Goal: Tally the lines of the listing that contain the string "image". Give the number and nothing else.

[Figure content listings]
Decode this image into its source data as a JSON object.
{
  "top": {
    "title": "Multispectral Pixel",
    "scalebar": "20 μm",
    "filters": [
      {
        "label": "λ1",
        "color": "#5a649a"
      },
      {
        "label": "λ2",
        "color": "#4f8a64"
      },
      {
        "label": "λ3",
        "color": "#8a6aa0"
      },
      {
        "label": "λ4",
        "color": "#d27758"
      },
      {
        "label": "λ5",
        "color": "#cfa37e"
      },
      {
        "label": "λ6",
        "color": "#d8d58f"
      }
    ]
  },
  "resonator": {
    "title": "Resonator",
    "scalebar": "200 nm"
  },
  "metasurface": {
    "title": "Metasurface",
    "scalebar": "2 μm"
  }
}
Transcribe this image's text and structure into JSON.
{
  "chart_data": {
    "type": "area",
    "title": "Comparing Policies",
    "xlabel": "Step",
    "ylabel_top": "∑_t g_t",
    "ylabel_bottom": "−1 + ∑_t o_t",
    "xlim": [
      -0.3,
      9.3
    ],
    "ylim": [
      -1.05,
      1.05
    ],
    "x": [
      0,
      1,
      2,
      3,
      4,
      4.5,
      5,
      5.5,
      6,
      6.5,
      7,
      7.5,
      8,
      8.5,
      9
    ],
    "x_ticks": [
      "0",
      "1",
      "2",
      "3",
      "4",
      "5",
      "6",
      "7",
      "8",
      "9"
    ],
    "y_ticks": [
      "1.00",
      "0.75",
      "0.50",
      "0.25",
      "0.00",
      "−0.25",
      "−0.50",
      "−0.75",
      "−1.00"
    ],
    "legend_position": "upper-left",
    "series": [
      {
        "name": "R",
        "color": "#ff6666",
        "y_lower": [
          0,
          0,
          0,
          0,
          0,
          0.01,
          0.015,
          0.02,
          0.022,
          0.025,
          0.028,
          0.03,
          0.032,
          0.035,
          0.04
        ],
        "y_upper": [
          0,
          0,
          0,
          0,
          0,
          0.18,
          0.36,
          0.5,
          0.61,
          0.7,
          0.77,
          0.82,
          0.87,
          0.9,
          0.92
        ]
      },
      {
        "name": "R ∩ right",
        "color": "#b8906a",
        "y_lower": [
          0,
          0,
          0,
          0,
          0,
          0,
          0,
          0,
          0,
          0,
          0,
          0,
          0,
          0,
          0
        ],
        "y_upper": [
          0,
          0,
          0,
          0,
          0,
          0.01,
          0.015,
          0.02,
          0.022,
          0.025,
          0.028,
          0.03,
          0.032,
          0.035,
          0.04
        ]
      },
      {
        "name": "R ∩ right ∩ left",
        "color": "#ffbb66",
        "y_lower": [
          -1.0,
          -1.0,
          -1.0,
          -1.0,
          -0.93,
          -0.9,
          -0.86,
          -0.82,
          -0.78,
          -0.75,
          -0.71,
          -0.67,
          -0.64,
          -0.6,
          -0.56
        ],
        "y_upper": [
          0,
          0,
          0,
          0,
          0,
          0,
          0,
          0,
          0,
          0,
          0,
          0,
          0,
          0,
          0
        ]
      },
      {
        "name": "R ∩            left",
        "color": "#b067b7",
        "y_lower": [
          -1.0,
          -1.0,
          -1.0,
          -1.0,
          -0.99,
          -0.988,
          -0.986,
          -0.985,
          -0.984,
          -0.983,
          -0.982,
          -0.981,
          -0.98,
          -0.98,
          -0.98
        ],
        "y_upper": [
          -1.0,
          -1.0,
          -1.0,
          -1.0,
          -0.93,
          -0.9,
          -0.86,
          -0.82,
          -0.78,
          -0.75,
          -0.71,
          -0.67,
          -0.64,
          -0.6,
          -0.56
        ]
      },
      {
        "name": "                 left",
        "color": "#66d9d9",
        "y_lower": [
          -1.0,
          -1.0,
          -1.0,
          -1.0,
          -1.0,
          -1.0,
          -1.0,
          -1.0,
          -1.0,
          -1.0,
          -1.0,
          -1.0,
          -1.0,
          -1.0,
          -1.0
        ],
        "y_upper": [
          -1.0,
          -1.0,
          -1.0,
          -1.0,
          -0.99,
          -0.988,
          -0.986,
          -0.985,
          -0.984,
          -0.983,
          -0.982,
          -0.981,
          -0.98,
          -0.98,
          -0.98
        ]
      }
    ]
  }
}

Exercise solution: 2